Written problem ▸
Images should be left out, and everything else in the listing reproduced exactly.

Data shown ▸
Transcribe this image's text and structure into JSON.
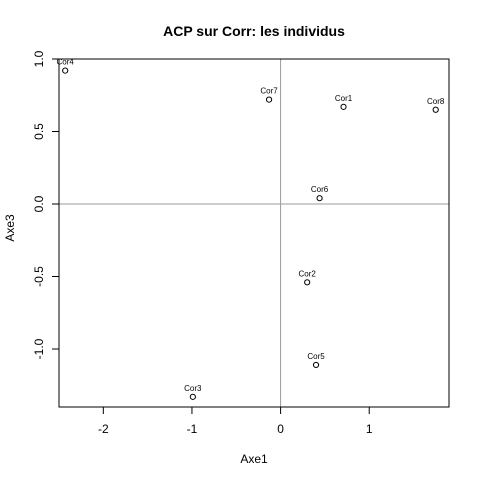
{
  "chart_data": {
    "type": "scatter",
    "title": "ACP sur Corr: les individus",
    "xlabel": "Axe1",
    "ylabel": "Axe3",
    "xlim": [
      -2.5,
      1.9
    ],
    "ylim": [
      -1.4,
      1.0
    ],
    "x_ticks": [
      -2,
      -1,
      0,
      1
    ],
    "x_tick_labels": [
      "-2",
      "-1",
      "0",
      "1"
    ],
    "y_ticks": [
      -1.0,
      -0.5,
      0.0,
      0.5,
      1.0
    ],
    "y_tick_labels": [
      "-1.0",
      "-0.5",
      "0.0",
      "0.5",
      "1.0"
    ],
    "reference_lines": {
      "x": 0,
      "y": 0,
      "color": "#999999"
    },
    "grid": false,
    "points": [
      {
        "label": "Cor1",
        "x": 0.71,
        "y": 0.67
      },
      {
        "label": "Cor2",
        "x": 0.3,
        "y": -0.54
      },
      {
        "label": "Cor3",
        "x": -0.99,
        "y": -1.33
      },
      {
        "label": "Cor4",
        "x": -2.43,
        "y": 0.92
      },
      {
        "label": "Cor5",
        "x": 0.4,
        "y": -1.11
      },
      {
        "label": "Cor6",
        "x": 0.44,
        "y": 0.04
      },
      {
        "label": "Cor7",
        "x": -0.13,
        "y": 0.72
      },
      {
        "label": "Cor8",
        "x": 1.75,
        "y": 0.65
      }
    ]
  }
}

Solution to this task ▸
Transcribe this image's text and structure into JSON.
{
  "chart_data": {
    "type": "scatter",
    "title": "ACP sur Corr: les individus",
    "xlabel": "Axe1",
    "ylabel": "Axe3",
    "xlim": [
      -2.5,
      1.9
    ],
    "ylim": [
      -1.4,
      1.0
    ],
    "x_ticks": [
      -2,
      -1,
      0,
      1
    ],
    "x_tick_labels": [
      "-2",
      "-1",
      "0",
      "1"
    ],
    "y_ticks": [
      -1.0,
      -0.5,
      0.0,
      0.5,
      1.0
    ],
    "y_tick_labels": [
      "-1.0",
      "-0.5",
      "0.0",
      "0.5",
      "1.0"
    ],
    "reference_lines": {
      "x": 0,
      "y": 0,
      "color": "#999999"
    },
    "grid": false,
    "points": [
      {
        "label": "Cor1",
        "x": 0.71,
        "y": 0.67
      },
      {
        "label": "Cor2",
        "x": 0.3,
        "y": -0.54
      },
      {
        "label": "Cor3",
        "x": -0.99,
        "y": -1.33
      },
      {
        "label": "Cor4",
        "x": -2.43,
        "y": 0.92
      },
      {
        "label": "Cor5",
        "x": 0.4,
        "y": -1.11
      },
      {
        "label": "Cor6",
        "x": 0.44,
        "y": 0.04
      },
      {
        "label": "Cor7",
        "x": -0.13,
        "y": 0.72
      },
      {
        "label": "Cor8",
        "x": 1.75,
        "y": 0.65
      }
    ]
  }
}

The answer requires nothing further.